→ Goal A:
Return every line of the records that contains the string "pede", matching case exactly.

Before I go on, here is a big callout to Jacki Wilson of the US Institute of Peace who started this grazing corridor peace building initiative. I had heard her stories, and it was wonderful to see her work in real life. So during the talks on this trip, Jacki asked how they go about finding and returning stolen cows. This is a huge area and there are cows everywhere. We were told that the Dinka cows are all black and white while the Misseriya cows are red. Okay, fine – so we started paying attention to the cows we saw from the road when we were driving, and we thought “hmmmm…”. Take a look at the herd of cows in this picture to the right being herded by a Dinka boy.
Cows, cows, cows, cows…
It was interesting talking with the Samburu about cows also. The Samburu and Turkana will basically never sell their cows. They have a massive traditional biases against the idea of selling cows, even in a drought when they know their cattle will likely die. One Samburu man who worked for the Grevy’s trust told me a story about his own cows. He had decided to sell most of his cows when this recent drought began several years back. His family nearly disowned him – they could not understand at all why he would want to sell them, because you never, ever do that. He sold them and made a fairly decent amount of money for them. Six months later his family’s cows were all dying, and by then the price of cows had plummeted to less than half what it had been before.
I love the airport in Aweil, South Sudan. A thatched grass hut, with a giant hanging fish scale to weigh the luggage. Wouldn’t it be great if our airports could be so simple?
South Sudan was nothing at all like I imagined. Maybe because of it’s proximity to the arid north Kenya, I had imagined South Sudan as infinite stretch of arid semi-desert. So as the airplane was descending towards Aweil, the third largest city in S. Sudan, I was surprised to see a sea of lush green surrounding the airport. Hundreds of acres of flat and flooded land that sparkled like the new green of freshly planted rice paddies. But after leaving the luxurious Aweil airport waiting area, we stopped by the local Ministry of Agriculture on our way to the hotel, where we found out that none of the land we had flown over is cultivated. In fact, very little land in South Sudan is cultivated. Now that South Sudan has gained independence after decades of civil war, the people of South Sudan are coming back from the north or other places in the region where they had been hiding. But they have largely forgotten how to do agriculture. The UN Food Programe is predicting a serious potential for famine in this newest nation for the next year. So the sparkling green of these vast fields seem like a cruel irony.
I went to South Sudan with a peace-building mission from the US Institute of Peace (USIP) to get images for my ENEMIES project. The USIP group, led by Jacki Wilson, was there to follow up on a peace-building project in a grazing corridor on the border of South and North Sudan east of the contested Abyei region. Jacki has been trying to help negotiate a peace settlement here for nearly five years.

→ Goal B:
Reproduce the passage of the South Sudan account starting at "Before I go" and ending at "a Dinka boy.", substituting "pasture corridor" for "grazing corridor".

→ Given data:

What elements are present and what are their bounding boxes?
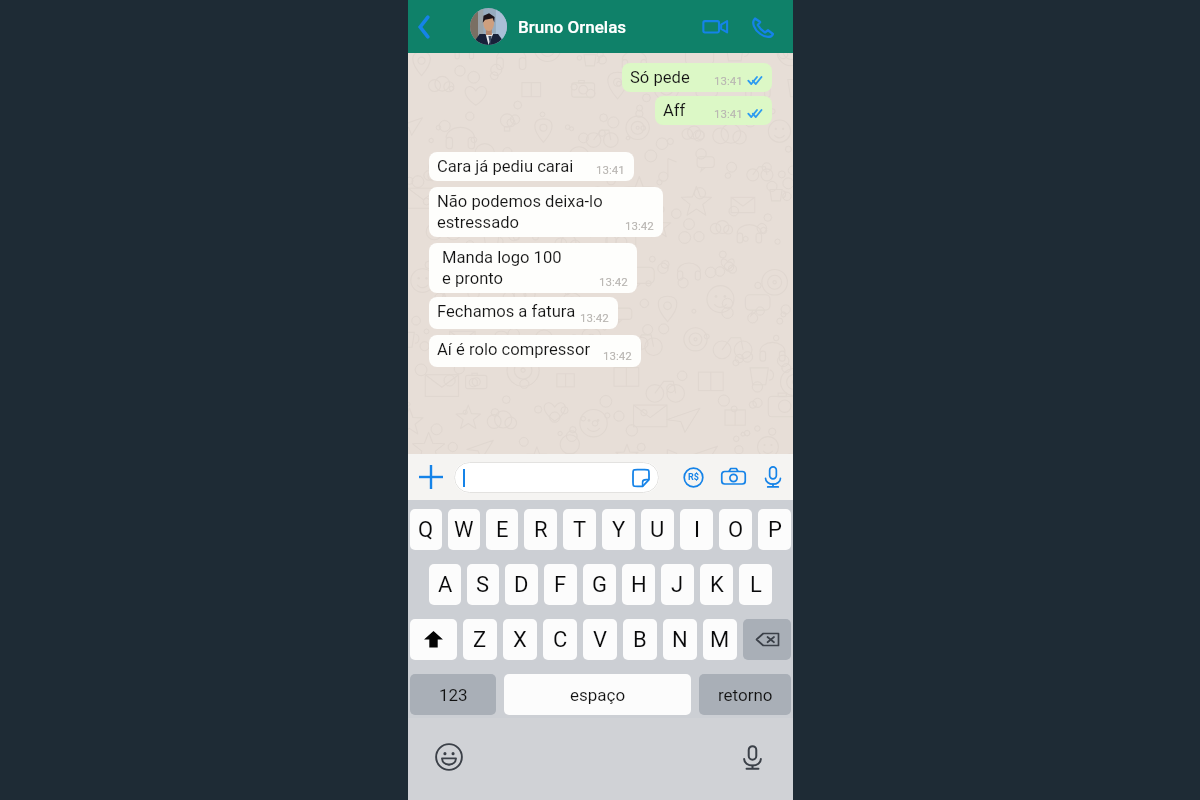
button[interactable]: Voice call (739, 0, 785, 53)
button[interactable]: Q (410, 509, 442, 550)
button[interactable]: V (583, 619, 617, 660)
button[interactable]: Z (463, 619, 497, 660)
button[interactable]: D (505, 564, 538, 605)
staticText: D (514, 572, 529, 598)
staticText: Cara já pediu carai (437, 157, 574, 176)
staticText: Y (612, 517, 626, 543)
button[interactable]: Aff (655, 96, 772, 125)
button[interactable]: L (739, 564, 772, 605)
staticText: Só pede (630, 68, 690, 87)
staticText: T (573, 517, 587, 543)
staticText: 13:42 (603, 340, 632, 353)
staticText: F (554, 572, 567, 598)
button[interactable]: N (663, 619, 697, 660)
staticText: C (553, 627, 568, 653)
button[interactable]: C (543, 619, 577, 660)
button[interactable]: espaço (504, 674, 691, 715)
button[interactable]: R (524, 509, 557, 550)
button[interactable]: 123 (410, 674, 496, 715)
button[interactable]: P (758, 509, 791, 550)
staticText: 13:41 (714, 68, 743, 81)
button[interactable]: Dictation (732, 737, 772, 777)
button[interactable]: B (623, 619, 657, 660)
staticText: W (454, 517, 474, 543)
staticText: Manda logo 100 e pronto (442, 248, 562, 288)
staticText: M (710, 627, 730, 653)
button[interactable]: Bruno Ornelas (470, 0, 691, 53)
button[interactable]: G (583, 564, 616, 605)
button[interactable]: U (641, 509, 674, 550)
button[interactable]: Attach (408, 454, 454, 500)
button[interactable]: I (680, 509, 713, 550)
staticText: U (650, 517, 665, 543)
staticText: espaço (570, 685, 626, 705)
button[interactable]: Backspace (743, 619, 791, 660)
button[interactable]: W (448, 509, 480, 550)
staticText: 123 (439, 685, 468, 705)
button[interactable]: F (544, 564, 577, 605)
staticText: retorno (718, 685, 773, 705)
staticText: E (496, 517, 509, 543)
staticText: Aí é rolo compressor (437, 340, 591, 359)
staticText: O (728, 517, 744, 543)
staticText: 13:42 (599, 275, 628, 288)
button[interactable]: Back (408, 0, 442, 53)
staticText: 13:41 (596, 157, 625, 170)
button[interactable]: Video call (691, 0, 739, 53)
button[interactable]: Emoji (429, 737, 469, 777)
staticText: V (593, 627, 608, 653)
staticText: R$ (688, 472, 699, 483)
staticText: Fechamos a fatura (437, 302, 576, 321)
staticText: N (672, 627, 688, 653)
button[interactable]: T (563, 509, 596, 550)
button[interactable]: Cara já pediu carai (429, 152, 634, 181)
staticText: A (438, 572, 453, 598)
button[interactable]: Fechamos a fatura (429, 297, 618, 329)
button[interactable]: retorno (699, 674, 791, 715)
staticText: J (671, 572, 684, 598)
staticText: L (750, 572, 762, 598)
button[interactable]: S (467, 564, 499, 605)
staticText: Q (418, 517, 434, 543)
staticText: P (768, 517, 782, 543)
button[interactable]: X (503, 619, 537, 660)
button[interactable]: Y (602, 509, 635, 550)
button[interactable]: Message input field (454, 462, 659, 493)
button[interactable]: A (429, 564, 461, 605)
button[interactable]: J (661, 564, 694, 605)
staticText: G (592, 572, 607, 598)
staticText: Z (473, 627, 487, 653)
staticText: 13:41 (596, 163, 625, 176)
staticText: 13:41 (714, 107, 743, 120)
button[interactable]: Camera (713, 454, 753, 500)
staticText: 13:41 (714, 101, 743, 114)
button[interactable]: O (719, 509, 752, 550)
button[interactable]: Voice message (753, 454, 793, 500)
staticText: H (631, 572, 647, 598)
staticText: 13:42 (603, 349, 632, 362)
button[interactable]: K (700, 564, 733, 605)
staticText: K (710, 572, 724, 598)
staticText: S (476, 572, 490, 598)
staticText: R (534, 517, 548, 543)
button[interactable]: M (703, 619, 737, 660)
button[interactable]: Só pede (622, 63, 772, 92)
staticText: X (513, 627, 527, 653)
button[interactable]: E (486, 509, 518, 550)
staticText: I (694, 517, 700, 543)
staticText: 13:42 (625, 219, 654, 232)
button[interactable]: Aí é rolo compressor (429, 335, 641, 367)
staticText: 13:42 (580, 302, 609, 315)
staticText: Não podemos deixa-lo estressado (437, 192, 603, 232)
button[interactable]: H (622, 564, 655, 605)
button[interactable]: Payment (673, 454, 713, 500)
button[interactable]: Não podemos deixa-lo estressado (429, 187, 663, 237)
staticText: 13:42 (580, 311, 609, 324)
staticText: 13:41 (714, 74, 743, 87)
button[interactable]: Manda logo 100 e pronto (429, 243, 637, 293)
staticText: Bruno Ornelas (518, 17, 627, 37)
staticText: B (633, 627, 647, 653)
button[interactable]: Shift (410, 619, 457, 660)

→ Complete output A:
staticText: Só pede (630, 68, 690, 87)
button[interactable]: Só pede (622, 63, 772, 92)

→ Complete output B:
Before I go on, here is a big callout to Jacki Wilson of the US Institute of Peace who started this pasture corridor peace building initiative. I had heard her stories, and it was wonderful to see her work in real life. So during the talks on this trip, Jacki asked how they go about finding and returning stolen cows. This is a huge area and there are cows everywhere. We were told that the Dinka cows are all black and white while the Misseriya cows are red. Okay, fine – so we started paying attention to the cows we saw from the road when we were driving, and we thought “hmmmm…”. Take a look at the herd of cows in this picture to the right being herded by a Dinka boy.